Strange positions to find myself in, Number 94 - slack-jawed with disappointment when Wayne Rooney scored last night's winner against AC Milan. The reason was that I had invested my UFC winnings in a lucrative wager which would've paid out 18/1 had Milan been winning at half time and then the game ended in a draw. This was looking certain until the 91st minute. It taught me a useful lesson about eggs, chickens, baskets and not wagering against ones own team.

In happier news I finally have my new car. People keep asking "how is it?" and I keep saying "she's fine". I mention this not to boast about my almost immediate ability to anthropomorphise inanimate objects, just to show that I can't get excited about cars. They are just means to ends. This is certainly a nicer means to an end but I can't enthuse about it in the same way I would, say, a V+ box or an iPod. I found an emergency kit in the boot while putting my shopping away this evening. It's a huge green faux-canvas thing and contains everything one could possibly want should the worst happen. Even a luminous vest. I might wear that anyway. I'm already using the red triangle to deter me from going in the freezer.

I did almost do something typical - I tried to put a CD in before I'd even switched the car on at the garage and it wouldn't go in. Then it wouldn't come out. I had to strain to pull it out manually or I would've recorded my first problem with 0 miles on the clock. Well, 18 actually but those don't count. They weren't mine.

I like the onboard computer - it tells me how many miles I've got left in my petrol tank, how many miles I'm doing per gallon, my average speed for the journey and various other statistical bits and pieces. One thing I can't make it do is display the clock on the display panel. It is only visible on the CD player panel. This won't do - it's off to one side. That is not good. I always need to be able to see, quickly, easily and safely, exactly how not-early I am at any given time.

I did manage to impress someone today. Ok, it was only TheArtist but he still counts as someone. He was tapping a tune on his Starbucks cup and challenged me to guess what it was. I said the theme to the BBC's cricket coverage. It was actually Grandstand. So apparently I was spookily close. His new girlfriend is called Sarah Jane. That is such a waste. I would make much more amusing use of her - when I'm unwell I could say "My head hurts abominably, Sarah Jane", when she is upset I could said "A tear, Sarah Jane?" and when I'm showing her off to people I could said "This is Sarah Jane - she's my best friend". And so on. The long winter evenings would just fly by. And she works in a pizza restaurant and gets staff discount. That's the other reason I'm jealous. Mostly the name thing but the discount would possibly be the deal breaker in any future negotiation.

And in a phrase you never thought you'd read...

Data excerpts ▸
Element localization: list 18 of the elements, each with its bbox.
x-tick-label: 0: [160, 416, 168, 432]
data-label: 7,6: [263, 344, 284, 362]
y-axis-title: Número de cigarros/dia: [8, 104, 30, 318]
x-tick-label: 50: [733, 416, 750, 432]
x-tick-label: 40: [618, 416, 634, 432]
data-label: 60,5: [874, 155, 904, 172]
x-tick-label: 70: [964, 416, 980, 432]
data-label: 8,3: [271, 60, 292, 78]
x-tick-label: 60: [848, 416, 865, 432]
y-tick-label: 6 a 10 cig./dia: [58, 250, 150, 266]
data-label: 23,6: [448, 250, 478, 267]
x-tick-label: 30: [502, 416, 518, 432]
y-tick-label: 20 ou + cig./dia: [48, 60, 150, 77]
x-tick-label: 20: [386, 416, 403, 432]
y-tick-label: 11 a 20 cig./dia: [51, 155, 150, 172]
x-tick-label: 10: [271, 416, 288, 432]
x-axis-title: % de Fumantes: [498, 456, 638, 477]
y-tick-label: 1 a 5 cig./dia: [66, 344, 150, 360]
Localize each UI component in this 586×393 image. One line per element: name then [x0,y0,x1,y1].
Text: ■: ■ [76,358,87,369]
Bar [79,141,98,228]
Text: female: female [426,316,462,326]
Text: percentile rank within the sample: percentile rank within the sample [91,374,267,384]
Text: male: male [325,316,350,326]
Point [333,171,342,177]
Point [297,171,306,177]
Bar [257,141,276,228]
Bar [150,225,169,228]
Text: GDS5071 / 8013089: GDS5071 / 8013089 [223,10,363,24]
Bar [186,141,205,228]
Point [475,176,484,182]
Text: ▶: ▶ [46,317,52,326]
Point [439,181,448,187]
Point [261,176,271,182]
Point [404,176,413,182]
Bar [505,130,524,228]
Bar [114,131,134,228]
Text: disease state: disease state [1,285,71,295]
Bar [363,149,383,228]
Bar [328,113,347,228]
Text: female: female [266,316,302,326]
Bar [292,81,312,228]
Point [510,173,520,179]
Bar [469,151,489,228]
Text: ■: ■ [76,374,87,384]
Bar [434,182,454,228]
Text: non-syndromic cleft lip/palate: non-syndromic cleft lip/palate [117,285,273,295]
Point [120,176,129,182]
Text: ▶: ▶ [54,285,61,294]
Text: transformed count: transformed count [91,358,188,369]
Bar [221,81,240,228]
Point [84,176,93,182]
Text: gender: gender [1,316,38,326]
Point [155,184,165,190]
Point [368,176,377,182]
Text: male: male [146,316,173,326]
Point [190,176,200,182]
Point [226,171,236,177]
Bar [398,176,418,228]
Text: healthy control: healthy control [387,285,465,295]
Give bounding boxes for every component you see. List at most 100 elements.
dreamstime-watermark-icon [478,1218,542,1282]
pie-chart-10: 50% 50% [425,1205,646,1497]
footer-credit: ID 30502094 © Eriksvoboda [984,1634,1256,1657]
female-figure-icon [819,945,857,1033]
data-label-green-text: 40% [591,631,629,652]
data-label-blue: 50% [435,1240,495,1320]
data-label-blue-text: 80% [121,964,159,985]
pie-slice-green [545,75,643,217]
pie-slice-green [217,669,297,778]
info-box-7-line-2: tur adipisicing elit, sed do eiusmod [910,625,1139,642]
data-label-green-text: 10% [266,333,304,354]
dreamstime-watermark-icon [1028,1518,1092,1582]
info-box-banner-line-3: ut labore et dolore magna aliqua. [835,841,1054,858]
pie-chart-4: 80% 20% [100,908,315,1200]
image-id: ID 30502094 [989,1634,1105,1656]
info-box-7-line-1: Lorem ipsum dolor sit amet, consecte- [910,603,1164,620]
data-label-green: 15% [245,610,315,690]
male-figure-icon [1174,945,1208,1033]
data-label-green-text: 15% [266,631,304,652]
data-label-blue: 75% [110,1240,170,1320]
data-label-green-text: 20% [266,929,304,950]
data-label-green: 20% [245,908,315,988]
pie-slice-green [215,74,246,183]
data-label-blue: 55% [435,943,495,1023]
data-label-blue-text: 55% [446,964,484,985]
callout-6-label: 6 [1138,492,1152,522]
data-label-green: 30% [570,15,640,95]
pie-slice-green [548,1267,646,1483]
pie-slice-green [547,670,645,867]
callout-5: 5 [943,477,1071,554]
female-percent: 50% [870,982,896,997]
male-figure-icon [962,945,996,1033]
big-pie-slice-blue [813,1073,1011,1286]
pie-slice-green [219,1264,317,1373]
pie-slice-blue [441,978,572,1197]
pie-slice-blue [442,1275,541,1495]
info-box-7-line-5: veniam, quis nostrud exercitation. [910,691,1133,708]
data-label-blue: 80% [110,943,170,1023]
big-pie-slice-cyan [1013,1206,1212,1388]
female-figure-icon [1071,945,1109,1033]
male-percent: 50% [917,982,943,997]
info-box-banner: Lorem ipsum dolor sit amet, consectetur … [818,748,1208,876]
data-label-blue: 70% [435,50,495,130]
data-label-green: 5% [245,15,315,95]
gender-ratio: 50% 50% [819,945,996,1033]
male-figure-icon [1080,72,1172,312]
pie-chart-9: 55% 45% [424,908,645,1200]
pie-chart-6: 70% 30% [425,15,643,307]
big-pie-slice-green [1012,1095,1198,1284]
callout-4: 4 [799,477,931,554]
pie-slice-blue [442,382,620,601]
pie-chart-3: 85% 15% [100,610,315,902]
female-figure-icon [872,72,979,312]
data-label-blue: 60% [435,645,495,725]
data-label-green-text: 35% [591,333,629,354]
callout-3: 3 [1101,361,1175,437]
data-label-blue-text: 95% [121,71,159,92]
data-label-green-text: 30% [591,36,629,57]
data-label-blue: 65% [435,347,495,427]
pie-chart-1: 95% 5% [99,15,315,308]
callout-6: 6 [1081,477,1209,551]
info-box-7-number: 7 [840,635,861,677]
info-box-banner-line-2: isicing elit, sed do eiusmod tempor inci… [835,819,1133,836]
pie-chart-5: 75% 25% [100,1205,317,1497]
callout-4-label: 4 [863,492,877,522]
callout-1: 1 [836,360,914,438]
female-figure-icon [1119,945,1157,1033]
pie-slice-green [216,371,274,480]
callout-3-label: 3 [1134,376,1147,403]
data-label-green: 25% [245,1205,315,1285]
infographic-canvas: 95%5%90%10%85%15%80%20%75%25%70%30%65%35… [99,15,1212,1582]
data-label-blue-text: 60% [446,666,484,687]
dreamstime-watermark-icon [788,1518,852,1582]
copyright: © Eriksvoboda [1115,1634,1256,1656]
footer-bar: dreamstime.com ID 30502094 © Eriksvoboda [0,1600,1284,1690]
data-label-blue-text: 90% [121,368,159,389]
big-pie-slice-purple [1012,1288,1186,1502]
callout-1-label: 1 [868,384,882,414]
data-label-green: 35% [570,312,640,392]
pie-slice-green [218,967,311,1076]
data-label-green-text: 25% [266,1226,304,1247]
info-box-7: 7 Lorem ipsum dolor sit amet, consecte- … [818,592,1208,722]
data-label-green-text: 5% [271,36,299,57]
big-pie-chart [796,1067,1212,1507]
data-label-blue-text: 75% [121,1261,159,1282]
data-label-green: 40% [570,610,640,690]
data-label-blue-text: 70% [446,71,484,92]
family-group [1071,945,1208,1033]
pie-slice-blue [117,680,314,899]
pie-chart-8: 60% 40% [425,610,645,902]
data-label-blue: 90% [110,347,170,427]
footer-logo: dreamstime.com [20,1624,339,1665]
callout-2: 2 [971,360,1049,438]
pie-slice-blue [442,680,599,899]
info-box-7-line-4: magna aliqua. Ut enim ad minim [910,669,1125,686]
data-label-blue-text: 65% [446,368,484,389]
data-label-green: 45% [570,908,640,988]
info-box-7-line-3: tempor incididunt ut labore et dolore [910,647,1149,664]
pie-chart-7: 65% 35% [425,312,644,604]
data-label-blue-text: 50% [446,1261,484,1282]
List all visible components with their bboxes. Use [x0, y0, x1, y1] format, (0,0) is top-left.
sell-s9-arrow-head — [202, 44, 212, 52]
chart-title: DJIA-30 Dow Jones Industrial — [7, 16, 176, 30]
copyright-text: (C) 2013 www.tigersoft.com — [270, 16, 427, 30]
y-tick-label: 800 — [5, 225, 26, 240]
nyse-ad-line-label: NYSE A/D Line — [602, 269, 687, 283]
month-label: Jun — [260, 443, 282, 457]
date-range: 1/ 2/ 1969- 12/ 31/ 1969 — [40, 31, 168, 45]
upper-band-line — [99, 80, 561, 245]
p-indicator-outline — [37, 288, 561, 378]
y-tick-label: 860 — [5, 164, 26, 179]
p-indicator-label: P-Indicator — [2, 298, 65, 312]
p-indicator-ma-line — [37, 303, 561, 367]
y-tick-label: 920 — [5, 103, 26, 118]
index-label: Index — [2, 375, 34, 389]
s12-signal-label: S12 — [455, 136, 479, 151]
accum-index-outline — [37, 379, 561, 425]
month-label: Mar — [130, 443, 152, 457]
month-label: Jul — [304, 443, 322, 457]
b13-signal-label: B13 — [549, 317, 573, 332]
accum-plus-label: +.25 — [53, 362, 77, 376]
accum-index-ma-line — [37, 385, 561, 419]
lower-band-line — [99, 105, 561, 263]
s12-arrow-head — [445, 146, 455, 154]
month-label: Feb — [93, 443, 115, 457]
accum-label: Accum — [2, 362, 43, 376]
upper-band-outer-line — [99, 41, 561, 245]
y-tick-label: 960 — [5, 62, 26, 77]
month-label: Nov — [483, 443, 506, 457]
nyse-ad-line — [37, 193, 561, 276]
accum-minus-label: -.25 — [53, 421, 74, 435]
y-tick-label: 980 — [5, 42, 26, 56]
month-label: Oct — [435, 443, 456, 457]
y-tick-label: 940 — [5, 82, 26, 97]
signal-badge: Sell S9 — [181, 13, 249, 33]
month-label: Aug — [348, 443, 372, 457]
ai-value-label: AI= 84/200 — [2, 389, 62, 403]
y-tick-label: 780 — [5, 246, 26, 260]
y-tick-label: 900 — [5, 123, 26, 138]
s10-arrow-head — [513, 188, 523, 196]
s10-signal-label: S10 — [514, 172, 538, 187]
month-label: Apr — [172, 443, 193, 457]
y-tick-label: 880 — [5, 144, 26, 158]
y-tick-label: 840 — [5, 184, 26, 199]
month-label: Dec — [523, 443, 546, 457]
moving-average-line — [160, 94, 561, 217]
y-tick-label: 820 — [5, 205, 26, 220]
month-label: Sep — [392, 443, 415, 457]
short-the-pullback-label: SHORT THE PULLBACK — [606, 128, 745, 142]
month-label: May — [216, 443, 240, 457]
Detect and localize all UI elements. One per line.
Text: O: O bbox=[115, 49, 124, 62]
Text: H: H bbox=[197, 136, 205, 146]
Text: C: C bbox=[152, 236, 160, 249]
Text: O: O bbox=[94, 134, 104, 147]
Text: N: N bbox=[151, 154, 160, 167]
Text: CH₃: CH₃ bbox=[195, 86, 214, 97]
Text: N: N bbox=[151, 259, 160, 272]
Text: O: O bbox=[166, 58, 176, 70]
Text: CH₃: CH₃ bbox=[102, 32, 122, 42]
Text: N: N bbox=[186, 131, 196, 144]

Task item ▸ Pick up the blog entry about the new car and the lost Milan bet at its last line and continue writing it. The items stand apart from the text and are separate material.

Output of the task ▸
Blue Peter has apologised for airing scenes of the ritual slaughter of a goat

 

22nd April

Last night's UFC show had its ups and downs. The main down being that I couldn't watch the fucker. It was on Setanta PPV and my VM box acknowledged its existence as a forthcoming event, 21st April 2007 and 8pm. Fine - absolutely right in all regards - shouldn't be a problem. On the day of the event you press the necessary buttons and order from the "Today's events" menu. Except it kept telling me there weren't any events yesterday. I kept trying right up until 7.57pm but at no point was it updated. Oh well - its their loss. I'll just get a disc from the guy who gets me American and Japanese shows. I tried to do it the legit way but the system let me down. On the plus side, my £20 in wagers is now £30.65 after one loss, one heavy favourite winning and the latest in the 2007 Parade Of Upsets. Couture beating Sylvia, Henderson beating Silva, Serra beating St Pierre and now Gonzaga beating CroCop. I'm strongly tempted to place my winnings on Rampage Jackson next month in his fight with Chuck Liddell. Oh! If only Matt Lindland had beaten Fedor at the Bodog show - that would truly have been an omen that the mighty will fall in this year of the upset. So I was pissed off that I couldn't watch what sounded like a decent show but I've well and truly shed my straight edge gimmick (at least that's what TheArtist calls it) by becoming a GAMBLER~!

So what have I been doing with my week off? Well, you may or may not have noticed that I suck at holidays. I get all excited, make lots of depressingly vague plans and then fail to do anything. A dark gloom (or a gloomy darkness, whichever you prefer) descends and I become as lifeless as a sterilised pebble, hermetically sealed in plastic, kept at a constant temperature that is guaranteed to kill all bacterial life instantly and left on the moon. Or something. This past week has been better than the norm - I threw myself into a spring clean which has been pretty successful (I had to cut a few corners at the end but I got past the tipping point so I think I'm allowed a few things shoved under other things). I spent a pleasant Thursday afternoon with ShirtGuy and his little baby. It's not that I'm obsessed with babies or anything but I want one and I want one that comes with someone to clean up all the messy bits. I still don't have my new car but the garage phoned on Friday to sat it had arrived and I am picking it up tomorrow evening.

Unless they phone me tomorrow to say there has been a delay.

My V+ has already proved its mortality - it missed one recording entirely and Friday's "Peep Show" was 15 minutes of Jonathan Ross and a warning message which said the recording had failed. Hopefully it is just teething troubles. The service is only a couple of months old and there will be bugs.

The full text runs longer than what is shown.